-- start Input records --
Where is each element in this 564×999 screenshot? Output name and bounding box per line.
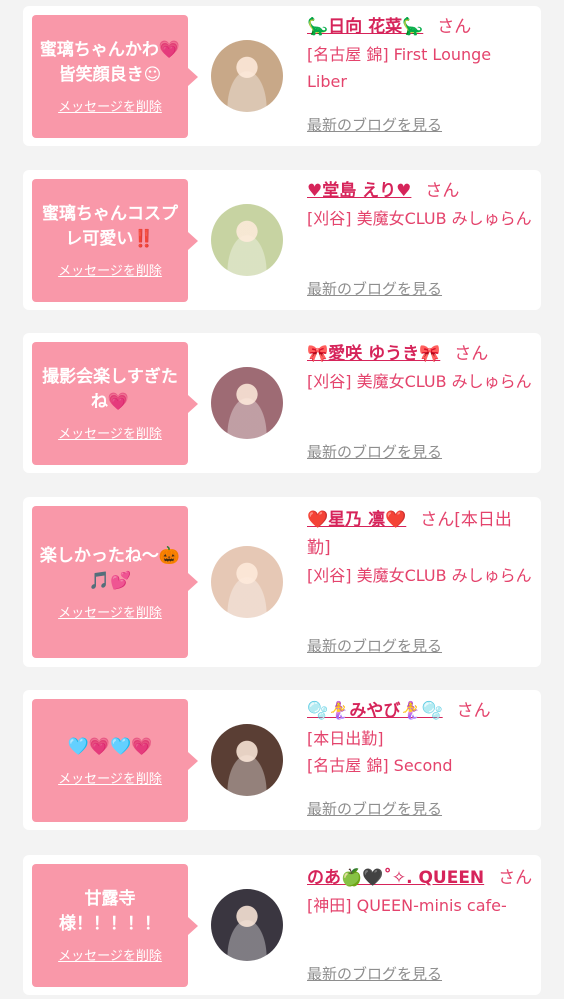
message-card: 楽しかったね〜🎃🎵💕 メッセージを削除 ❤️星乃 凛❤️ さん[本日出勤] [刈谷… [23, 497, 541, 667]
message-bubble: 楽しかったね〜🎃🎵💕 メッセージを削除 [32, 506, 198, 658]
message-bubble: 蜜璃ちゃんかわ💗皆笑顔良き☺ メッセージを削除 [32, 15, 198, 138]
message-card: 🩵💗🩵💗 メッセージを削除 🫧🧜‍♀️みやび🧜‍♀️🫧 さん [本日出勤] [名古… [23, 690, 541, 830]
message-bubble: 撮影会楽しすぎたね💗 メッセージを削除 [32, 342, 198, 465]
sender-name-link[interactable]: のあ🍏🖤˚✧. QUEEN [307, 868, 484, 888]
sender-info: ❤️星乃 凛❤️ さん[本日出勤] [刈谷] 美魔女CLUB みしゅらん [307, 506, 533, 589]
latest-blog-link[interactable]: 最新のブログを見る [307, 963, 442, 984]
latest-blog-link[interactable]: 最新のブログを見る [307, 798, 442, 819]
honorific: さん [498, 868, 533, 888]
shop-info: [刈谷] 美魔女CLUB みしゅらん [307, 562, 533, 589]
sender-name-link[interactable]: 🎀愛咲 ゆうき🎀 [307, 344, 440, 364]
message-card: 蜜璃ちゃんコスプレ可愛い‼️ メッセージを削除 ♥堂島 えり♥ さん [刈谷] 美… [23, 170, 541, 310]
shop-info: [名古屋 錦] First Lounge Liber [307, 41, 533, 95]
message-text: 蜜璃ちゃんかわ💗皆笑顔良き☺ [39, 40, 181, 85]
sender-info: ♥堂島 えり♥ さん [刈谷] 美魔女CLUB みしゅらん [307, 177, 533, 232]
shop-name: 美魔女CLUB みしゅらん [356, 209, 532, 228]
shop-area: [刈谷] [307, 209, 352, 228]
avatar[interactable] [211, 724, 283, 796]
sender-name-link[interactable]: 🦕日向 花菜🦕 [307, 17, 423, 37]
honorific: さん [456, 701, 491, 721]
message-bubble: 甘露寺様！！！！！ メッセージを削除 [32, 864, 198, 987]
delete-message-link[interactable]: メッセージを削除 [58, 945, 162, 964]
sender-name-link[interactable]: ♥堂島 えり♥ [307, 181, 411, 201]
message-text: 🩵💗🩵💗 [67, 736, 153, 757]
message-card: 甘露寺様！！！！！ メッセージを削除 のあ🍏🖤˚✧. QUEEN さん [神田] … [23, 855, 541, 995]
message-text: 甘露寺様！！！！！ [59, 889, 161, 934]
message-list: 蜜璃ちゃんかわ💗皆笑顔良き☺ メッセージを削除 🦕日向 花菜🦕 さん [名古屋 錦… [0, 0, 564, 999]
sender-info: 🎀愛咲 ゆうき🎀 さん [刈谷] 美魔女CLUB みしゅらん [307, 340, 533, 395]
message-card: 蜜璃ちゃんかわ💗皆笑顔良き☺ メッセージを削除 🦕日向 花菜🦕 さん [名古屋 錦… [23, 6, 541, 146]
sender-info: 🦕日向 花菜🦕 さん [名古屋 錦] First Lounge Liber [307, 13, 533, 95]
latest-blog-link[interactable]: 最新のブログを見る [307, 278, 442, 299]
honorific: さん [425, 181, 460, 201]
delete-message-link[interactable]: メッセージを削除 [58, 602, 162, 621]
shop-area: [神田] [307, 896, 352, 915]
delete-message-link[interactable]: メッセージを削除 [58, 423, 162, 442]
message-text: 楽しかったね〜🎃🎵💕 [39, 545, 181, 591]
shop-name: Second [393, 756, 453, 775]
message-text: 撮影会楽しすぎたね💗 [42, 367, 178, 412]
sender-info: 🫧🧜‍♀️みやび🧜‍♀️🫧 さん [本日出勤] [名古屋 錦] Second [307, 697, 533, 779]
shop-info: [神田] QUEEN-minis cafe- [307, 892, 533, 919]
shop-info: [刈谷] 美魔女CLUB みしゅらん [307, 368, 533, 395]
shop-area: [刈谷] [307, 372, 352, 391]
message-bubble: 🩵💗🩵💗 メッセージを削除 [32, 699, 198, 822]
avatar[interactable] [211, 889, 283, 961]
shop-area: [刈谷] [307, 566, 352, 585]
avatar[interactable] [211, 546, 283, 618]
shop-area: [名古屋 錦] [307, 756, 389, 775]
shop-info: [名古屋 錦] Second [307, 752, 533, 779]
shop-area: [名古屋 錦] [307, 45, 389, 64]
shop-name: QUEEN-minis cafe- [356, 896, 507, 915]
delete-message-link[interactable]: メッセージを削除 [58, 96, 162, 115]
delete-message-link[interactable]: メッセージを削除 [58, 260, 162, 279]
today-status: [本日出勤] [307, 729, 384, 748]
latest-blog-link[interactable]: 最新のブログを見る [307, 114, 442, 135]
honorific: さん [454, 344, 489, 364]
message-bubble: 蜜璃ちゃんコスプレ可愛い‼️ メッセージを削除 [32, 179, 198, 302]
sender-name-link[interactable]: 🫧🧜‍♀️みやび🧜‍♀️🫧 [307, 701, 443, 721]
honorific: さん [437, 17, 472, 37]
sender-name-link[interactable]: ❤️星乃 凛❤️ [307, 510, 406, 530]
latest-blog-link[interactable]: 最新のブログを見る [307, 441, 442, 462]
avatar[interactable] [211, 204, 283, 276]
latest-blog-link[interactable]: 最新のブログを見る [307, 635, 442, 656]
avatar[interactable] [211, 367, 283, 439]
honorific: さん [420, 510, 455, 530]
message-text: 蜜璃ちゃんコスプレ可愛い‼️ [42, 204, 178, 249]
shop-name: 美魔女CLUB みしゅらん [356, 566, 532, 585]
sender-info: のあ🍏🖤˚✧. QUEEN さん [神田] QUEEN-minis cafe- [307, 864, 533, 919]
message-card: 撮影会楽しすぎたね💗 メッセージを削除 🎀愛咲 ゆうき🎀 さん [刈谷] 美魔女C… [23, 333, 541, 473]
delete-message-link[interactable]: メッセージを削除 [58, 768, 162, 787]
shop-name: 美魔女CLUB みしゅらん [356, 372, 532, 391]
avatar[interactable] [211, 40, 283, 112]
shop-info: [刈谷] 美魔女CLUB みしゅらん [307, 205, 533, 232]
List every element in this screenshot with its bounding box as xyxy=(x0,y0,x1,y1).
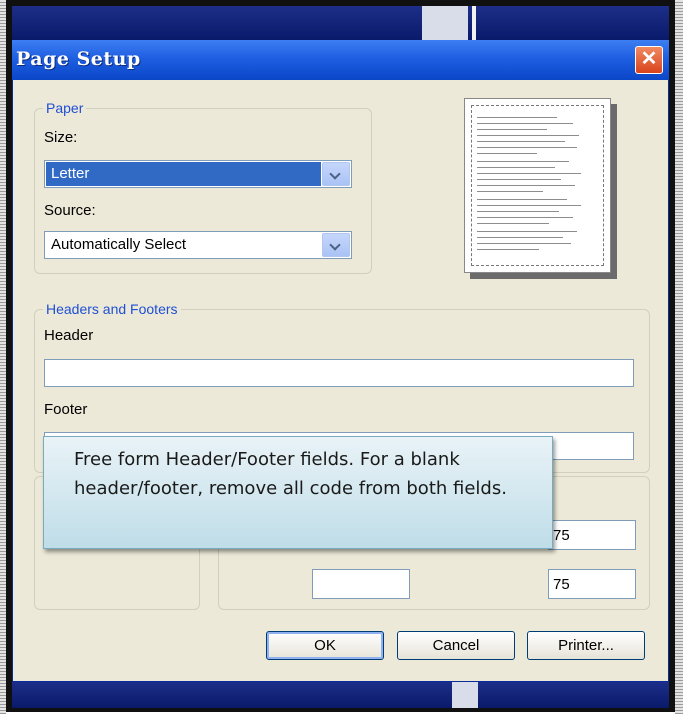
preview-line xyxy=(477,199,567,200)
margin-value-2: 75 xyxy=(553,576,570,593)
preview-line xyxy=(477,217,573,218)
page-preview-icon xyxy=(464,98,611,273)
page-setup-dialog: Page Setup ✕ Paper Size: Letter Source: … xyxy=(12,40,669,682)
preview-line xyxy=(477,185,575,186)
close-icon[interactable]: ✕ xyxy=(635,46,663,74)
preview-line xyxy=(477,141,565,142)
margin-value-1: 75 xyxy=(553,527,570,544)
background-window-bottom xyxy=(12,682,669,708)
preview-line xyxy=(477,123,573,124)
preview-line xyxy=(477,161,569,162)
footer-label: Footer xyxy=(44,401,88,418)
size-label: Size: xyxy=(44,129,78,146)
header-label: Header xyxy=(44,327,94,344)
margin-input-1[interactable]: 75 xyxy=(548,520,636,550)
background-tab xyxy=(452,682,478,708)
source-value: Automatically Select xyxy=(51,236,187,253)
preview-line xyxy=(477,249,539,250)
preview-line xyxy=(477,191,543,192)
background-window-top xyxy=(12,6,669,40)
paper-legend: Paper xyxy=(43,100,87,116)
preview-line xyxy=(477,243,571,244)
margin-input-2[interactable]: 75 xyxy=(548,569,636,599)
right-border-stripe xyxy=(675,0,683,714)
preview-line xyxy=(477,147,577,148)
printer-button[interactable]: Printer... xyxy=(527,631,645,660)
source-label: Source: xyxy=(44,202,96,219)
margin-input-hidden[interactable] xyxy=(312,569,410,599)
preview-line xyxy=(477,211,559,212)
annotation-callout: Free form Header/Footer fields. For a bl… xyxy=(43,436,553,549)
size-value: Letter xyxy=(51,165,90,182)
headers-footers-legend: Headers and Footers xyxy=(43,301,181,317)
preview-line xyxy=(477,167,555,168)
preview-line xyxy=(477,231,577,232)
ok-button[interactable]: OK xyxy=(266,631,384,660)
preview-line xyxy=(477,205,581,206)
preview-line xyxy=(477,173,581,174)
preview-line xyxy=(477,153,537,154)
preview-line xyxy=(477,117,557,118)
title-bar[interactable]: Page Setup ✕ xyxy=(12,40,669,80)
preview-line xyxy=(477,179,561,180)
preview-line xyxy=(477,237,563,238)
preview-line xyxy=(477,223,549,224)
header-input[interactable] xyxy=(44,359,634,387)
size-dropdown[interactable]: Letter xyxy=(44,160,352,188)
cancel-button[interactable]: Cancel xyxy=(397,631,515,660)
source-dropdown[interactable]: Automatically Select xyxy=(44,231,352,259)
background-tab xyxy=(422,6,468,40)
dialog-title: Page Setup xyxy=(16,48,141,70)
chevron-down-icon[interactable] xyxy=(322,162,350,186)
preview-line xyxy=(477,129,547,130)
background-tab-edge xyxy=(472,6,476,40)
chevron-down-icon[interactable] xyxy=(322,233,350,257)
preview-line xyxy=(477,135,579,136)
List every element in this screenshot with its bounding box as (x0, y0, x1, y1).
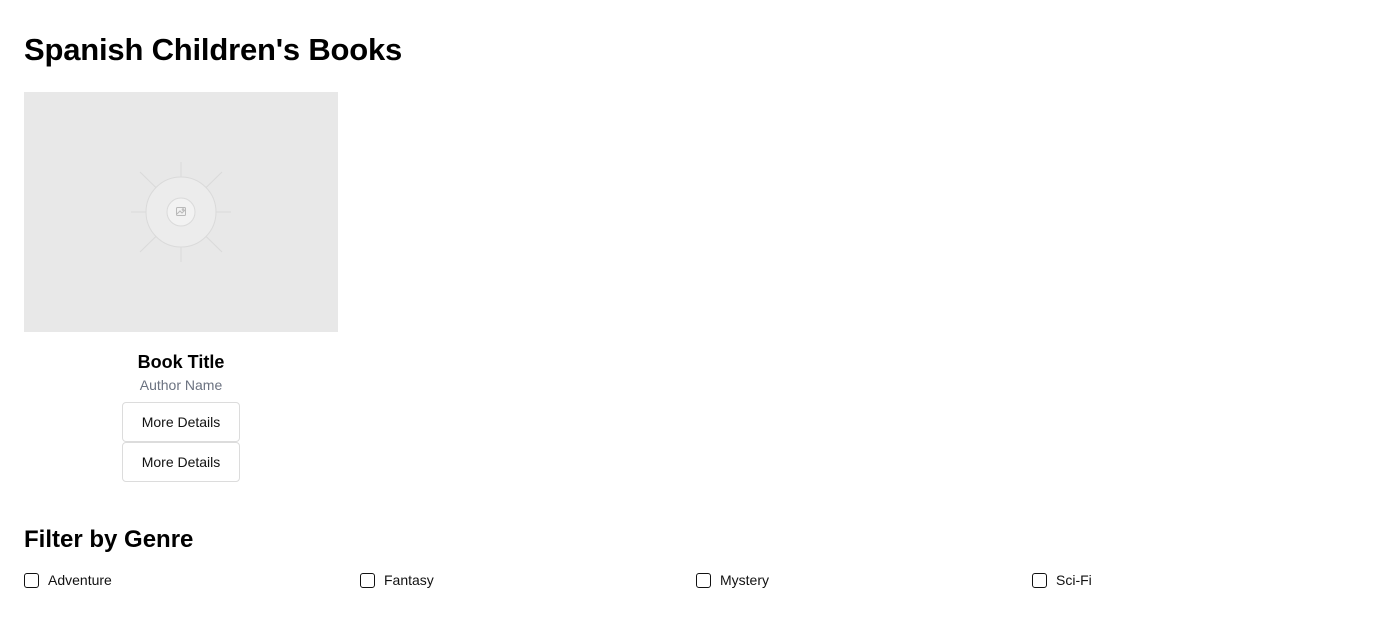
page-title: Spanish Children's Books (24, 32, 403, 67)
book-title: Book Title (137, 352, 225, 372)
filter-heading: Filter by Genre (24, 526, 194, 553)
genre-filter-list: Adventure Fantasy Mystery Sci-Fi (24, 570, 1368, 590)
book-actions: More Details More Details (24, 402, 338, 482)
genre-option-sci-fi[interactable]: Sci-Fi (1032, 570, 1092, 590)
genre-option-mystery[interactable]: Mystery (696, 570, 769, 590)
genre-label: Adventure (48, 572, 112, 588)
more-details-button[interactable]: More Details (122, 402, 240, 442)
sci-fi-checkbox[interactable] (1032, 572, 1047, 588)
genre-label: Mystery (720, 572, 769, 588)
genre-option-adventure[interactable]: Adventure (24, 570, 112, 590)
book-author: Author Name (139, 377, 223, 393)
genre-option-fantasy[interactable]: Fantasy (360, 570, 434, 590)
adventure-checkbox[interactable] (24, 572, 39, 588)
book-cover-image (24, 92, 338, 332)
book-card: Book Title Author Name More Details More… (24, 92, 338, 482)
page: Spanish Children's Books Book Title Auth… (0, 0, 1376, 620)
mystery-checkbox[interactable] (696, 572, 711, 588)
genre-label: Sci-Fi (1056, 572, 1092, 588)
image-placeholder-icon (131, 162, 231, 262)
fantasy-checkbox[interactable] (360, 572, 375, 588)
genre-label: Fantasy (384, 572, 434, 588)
-- end Input records --
Exercise aim - Extract every line above that contains the string "Setup", reproducing each one in full.

Exercise solution -
page-setup-dialog: Page Setup ✕ Paper Size: Letter Source: … xyxy=(12,40,669,682)
title-bar[interactable]: Page Setup ✕ xyxy=(12,40,669,80)
dialog-title: Page Setup xyxy=(16,48,141,70)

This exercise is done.